__Recorded data__
=-=-=-=-=
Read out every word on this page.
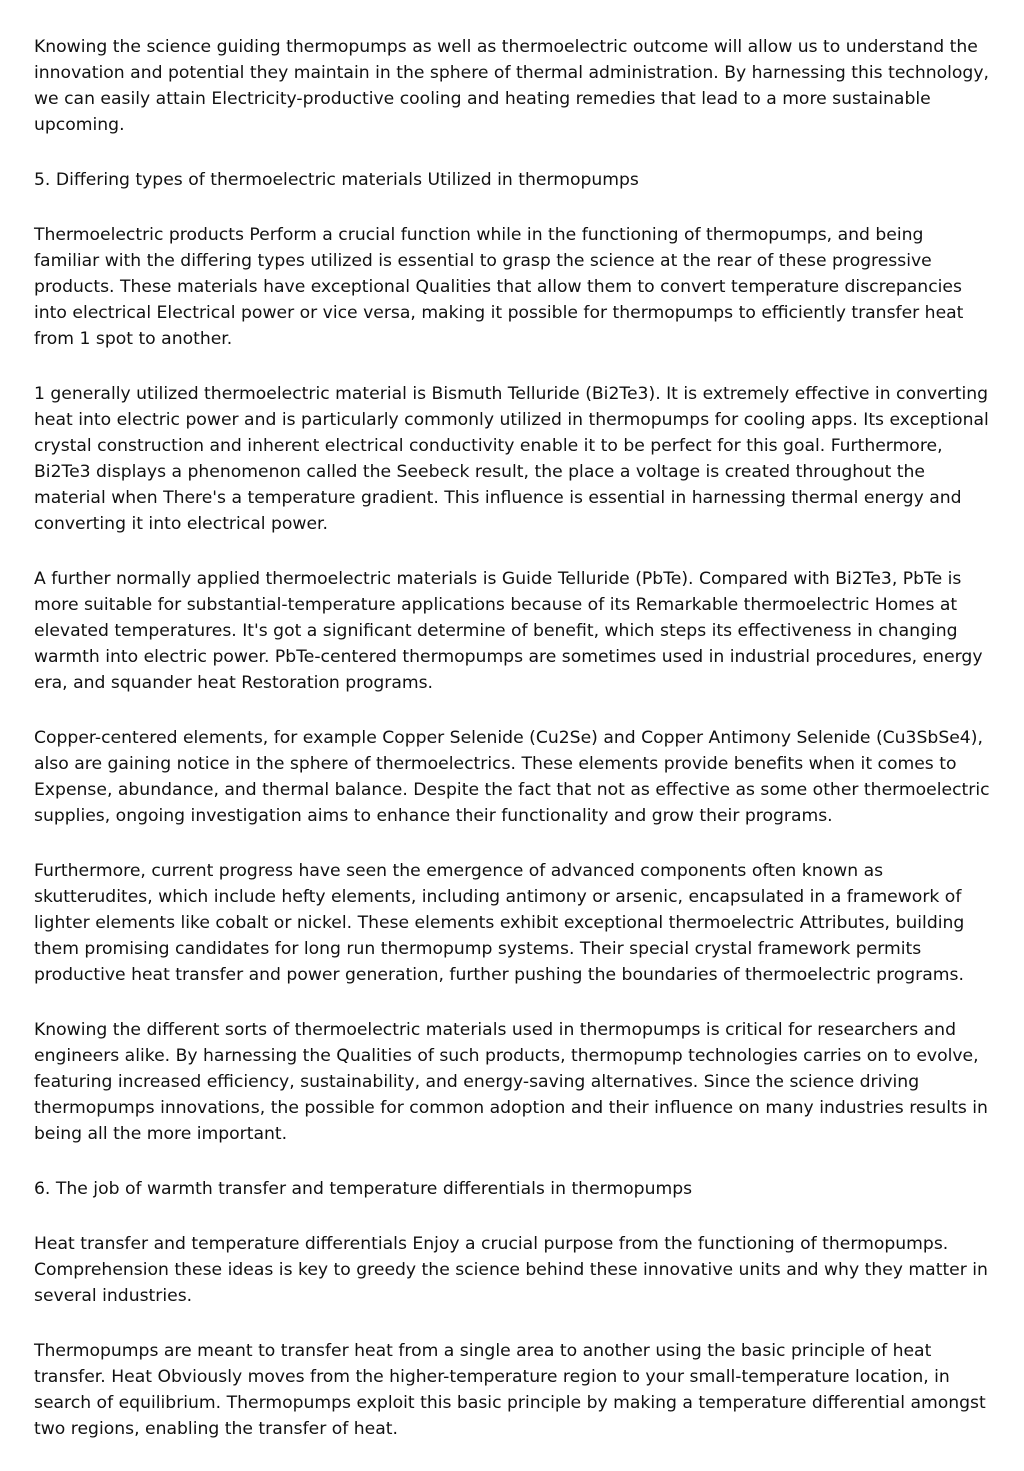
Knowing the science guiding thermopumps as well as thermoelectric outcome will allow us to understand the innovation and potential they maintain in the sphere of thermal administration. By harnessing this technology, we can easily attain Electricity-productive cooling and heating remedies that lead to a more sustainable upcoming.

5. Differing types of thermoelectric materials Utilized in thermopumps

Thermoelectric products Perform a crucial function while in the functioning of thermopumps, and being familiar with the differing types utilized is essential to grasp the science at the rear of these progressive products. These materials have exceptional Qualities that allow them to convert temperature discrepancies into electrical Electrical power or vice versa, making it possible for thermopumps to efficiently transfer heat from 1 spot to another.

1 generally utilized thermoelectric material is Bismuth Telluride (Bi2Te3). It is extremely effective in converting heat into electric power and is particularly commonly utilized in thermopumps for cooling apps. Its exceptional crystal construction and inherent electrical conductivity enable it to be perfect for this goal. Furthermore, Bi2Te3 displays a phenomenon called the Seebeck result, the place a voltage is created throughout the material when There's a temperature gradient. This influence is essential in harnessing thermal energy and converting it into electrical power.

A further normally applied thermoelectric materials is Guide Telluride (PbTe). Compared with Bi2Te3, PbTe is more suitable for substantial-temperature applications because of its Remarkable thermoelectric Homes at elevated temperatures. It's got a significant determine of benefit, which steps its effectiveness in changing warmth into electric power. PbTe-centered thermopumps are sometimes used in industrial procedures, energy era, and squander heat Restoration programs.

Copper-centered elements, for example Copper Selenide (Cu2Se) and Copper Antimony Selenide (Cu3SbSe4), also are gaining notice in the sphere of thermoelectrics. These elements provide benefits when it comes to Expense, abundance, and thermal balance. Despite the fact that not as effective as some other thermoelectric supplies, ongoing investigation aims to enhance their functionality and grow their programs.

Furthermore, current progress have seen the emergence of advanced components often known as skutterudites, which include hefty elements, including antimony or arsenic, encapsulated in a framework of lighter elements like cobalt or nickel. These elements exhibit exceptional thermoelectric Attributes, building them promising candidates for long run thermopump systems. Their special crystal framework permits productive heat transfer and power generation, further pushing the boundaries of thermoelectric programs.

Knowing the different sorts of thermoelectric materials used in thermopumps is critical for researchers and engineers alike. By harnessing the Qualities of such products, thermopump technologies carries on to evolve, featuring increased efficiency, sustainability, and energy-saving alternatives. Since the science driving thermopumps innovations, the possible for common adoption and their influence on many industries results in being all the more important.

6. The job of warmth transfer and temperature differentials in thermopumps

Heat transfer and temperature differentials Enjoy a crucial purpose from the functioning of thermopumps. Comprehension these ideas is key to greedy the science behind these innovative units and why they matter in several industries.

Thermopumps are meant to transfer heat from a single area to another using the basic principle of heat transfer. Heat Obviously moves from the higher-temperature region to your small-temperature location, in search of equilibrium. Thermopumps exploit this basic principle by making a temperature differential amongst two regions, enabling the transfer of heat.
=-=-=-=-=
__What you need to do__
Omit every picture, and otherwise quote the entries exactly.

__The completed task__
Read out every word on this page.
Knowing the science guiding thermopumps as well as thermoelectric outcome will allow us to understand the innovation and potential they maintain in the sphere of thermal administration. By harnessing this technology, we can easily attain Electricity-productive cooling and heating remedies that lead to a more sustainable upcoming.

5. Differing types of thermoelectric materials Utilized in thermopumps

Thermoelectric products Perform a crucial function while in the functioning of thermopumps, and being familiar with the differing types utilized is essential to grasp the science at the rear of these progressive products. These materials have exceptional Qualities that allow them to convert temperature discrepancies into electrical Electrical power or vice versa, making it possible for thermopumps to efficiently transfer heat from 1 spot to another.

1 generally utilized thermoelectric material is Bismuth Telluride (Bi2Te3). It is extremely effective in converting heat into electric power and is particularly commonly utilized in thermopumps for cooling apps. Its exceptional crystal construction and inherent electrical conductivity enable it to be perfect for this goal. Furthermore, Bi2Te3 displays a phenomenon called the Seebeck result, the place a voltage is created throughout the material when There's a temperature gradient. This influence is essential in harnessing thermal energy and converting it into electrical power.

A further normally applied thermoelectric materials is Guide Telluride (PbTe). Compared with Bi2Te3, PbTe is more suitable for substantial-temperature applications because of its Remarkable thermoelectric Homes at elevated temperatures. It's got a significant determine of benefit, which steps its effectiveness in changing warmth into electric power. PbTe-centered thermopumps are sometimes used in industrial procedures, energy era, and squander heat Restoration programs.

Copper-centered elements, for example Copper Selenide (Cu2Se) and Copper Antimony Selenide (Cu3SbSe4), also are gaining notice in the sphere of thermoelectrics. These elements provide benefits when it comes to Expense, abundance, and thermal balance. Despite the fact that not as effective as some other thermoelectric supplies, ongoing investigation aims to enhance their functionality and grow their programs.

Furthermore, current progress have seen the emergence of advanced components often known as skutterudites, which include hefty elements, including antimony or arsenic, encapsulated in a framework of lighter elements like cobalt or nickel. These elements exhibit exceptional thermoelectric Attributes, building them promising candidates for long run thermopump systems. Their special crystal framework permits productive heat transfer and power generation, further pushing the boundaries of thermoelectric programs.

Knowing the different sorts of thermoelectric materials used in thermopumps is critical for researchers and engineers alike. By harnessing the Qualities of such products, thermopump technologies carries on to evolve, featuring increased efficiency, sustainability, and energy-saving alternatives. Since the science driving thermopumps innovations, the possible for common adoption and their influence on many industries results in being all the more important.

6. The job of warmth transfer and temperature differentials in thermopumps

Heat transfer and temperature differentials Enjoy a crucial purpose from the functioning of thermopumps. Comprehension these ideas is key to greedy the science behind these innovative units and why they matter in several industries.

Thermopumps are meant to transfer heat from a single area to another using the basic principle of heat transfer. Heat Obviously moves from the higher-temperature region to your small-temperature location, in search of equilibrium. Thermopumps exploit this basic principle by making a temperature differential amongst two regions, enabling the transfer of heat.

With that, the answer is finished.